RECORD EXTRACTS:
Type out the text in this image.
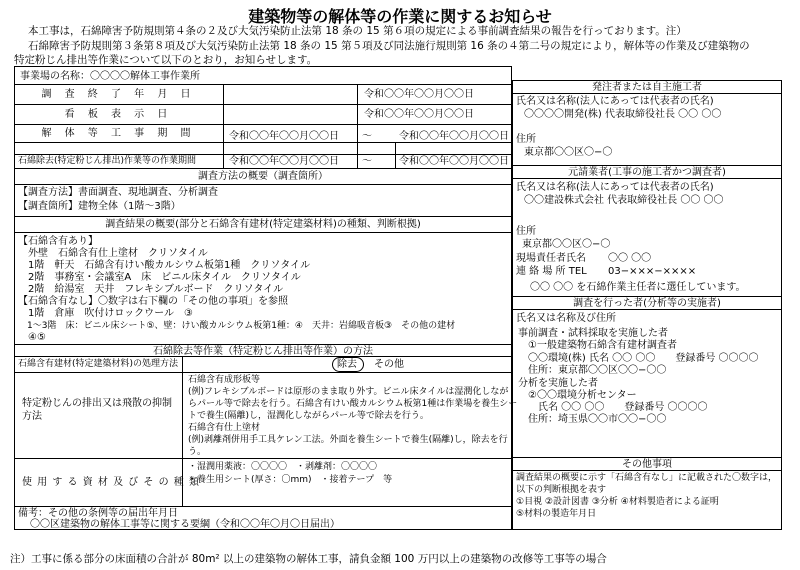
建築物等の解体等の作業に関するお知らせ

本工事は，石綿障害予防規則第４条の２及び大気汚染防止法第 18 条の 15 第６項の規定による事前調査結果の報告を行っております。注）

石綿障害予防規則第３条第８項及び大気汚染防止法第 18 条の 15 第５項及び同法施行規則第 16 条の４第二号の規定により，解体等の作業及び建築物の

特定粉じん排出等作業について以下のとおり，お知らせします。

事業場の名称：〇〇〇〇解体工事作業所
調 査 終 了 年 月 日	令和〇〇年〇〇月〇〇日
看 板 表 示 日	令和〇〇年〇〇月〇〇日
解 体 等 工 事 期 間	令和〇〇年〇〇月〇〇日 〜	令和〇〇年〇〇月〇〇日
石綿除去(特定粉じん排出)作業等の作業期間	令和〇〇年〇〇月〇〇日 〜	令和〇〇年〇〇月〇〇日
調査方法の概要（調査箇所）
【調査方法】書面調査、現地調査、分析調査
【調査箇所】建物全体（1階〜3階）
調査結果の概要(部分と石綿含有建材(特定建築材料)の種類、判断根拠)
【石綿含有あり】
　外壁　石綿含有仕上塗材　クリソタイル
　1階　軒天　石綿含有けい酸カルシウム板第1種　クリソタイル
　2階　事務室・会議室A　床　ビニル床タイル　クリソタイル
　2階　給湯室　天井　フレキシブルボード　クリソタイル
【石綿含有なし】〇数字は右下欄の「その他の事項」を参照
　1階　倉庫　吹付けロックウール　③
　1〜3階　床：ビニル床シート⑤、壁：けい酸カルシウム板第1種：④　天井：岩綿吸音板③　その他の建材
　④⑤
石綿除去等作業（特定粉じん排出等作業）の方法
石綿含有建材(特定建築材料)の処理方法	除去	その他
特定粉じんの排出又は飛散の抑制方法
石綿含有成形板等
(例)フレキシブルボードは原形のまま取り外す。ビニル床タイルは湿潤化しなが
らパール等で除去を行う。石綿含有けい酸カルシウム板第1種は作業場を養生シー
トで養生(隔離)し，湿潤化しながらパール等で除去を行う。
石綿含有仕上塗材
(例)剥離剤併用手工具ケレン工法。外面を養生シートで養生(隔離)し，除去を行
う。
使 用 す る 資 材 及 び そ の 種 類
・湿潤用薬液：〇〇〇〇　・剥離剤：〇〇〇〇
・養生用シート(厚さ：〇mm)　・接着テープ　等
備考：その他の条例等の届出年月日
〇〇区建築物の解体工事等に関する要綱（令和〇〇年〇月〇日届出）
発注者または自主施工者
氏名又は名称(法人にあっては代表者の氏名)
〇〇〇〇開発(株) 代表取締役社長 〇〇 〇〇
住所
東京都〇〇区〇−〇
元請業者(工事の施工者かつ調査者)
氏名又は名称(法人にあっては代表者の氏名)
〇〇建設株式会社 代表取締役社長 〇〇 〇〇
住所
東京都〇〇区〇−〇
現場責任者氏名 〇〇 〇〇
連 絡 場 所 TEL 03−×××−××××
〇〇 〇〇 を石綿作業主任者に選任しています。
調査を行った者(分析等の実施者)
氏名又は名称及び住所
事前調査・試料採取を実施した者
　①一般建築物石綿含有建材調査者
　〇〇環境(株) 氏名 〇〇 〇〇　　登録番号 〇〇〇〇
　住所：東京都〇〇区〇〇−〇〇
分析を実施した者
　②〇〇環境分析センター
　　氏名 〇〇 〇〇　　登録番号 〇〇〇〇
　住所：埼玉県〇〇市〇〇−〇〇
その他事項
調査結果の概要に示す「石綿含有なし」に記載された〇数字は，
以下の判断根拠を表す
①目視 ②設計図書 ③分析 ④材料製造者による証明
⑤材料の製造年月日
注）工事に係る部分の床面積の合計が 80m² 以上の建築物の解体工事，請負金額 100 万円以上の建築物の改修等工事等の場合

PROMPT: Where a line above holds the string "令和〇〇年〇〇月〇〇日", show that line.

FINAL RESULT:
調 査 終 了 年 月 日	令和〇〇年〇〇月〇〇日
看 板 表 示 日	令和〇〇年〇〇月〇〇日
解 体 等 工 事 期 間	令和〇〇年〇〇月〇〇日 〜	令和〇〇年〇〇月〇〇日
石綿除去(特定粉じん排出)作業等の作業期間	令和〇〇年〇〇月〇〇日 〜	令和〇〇年〇〇月〇〇日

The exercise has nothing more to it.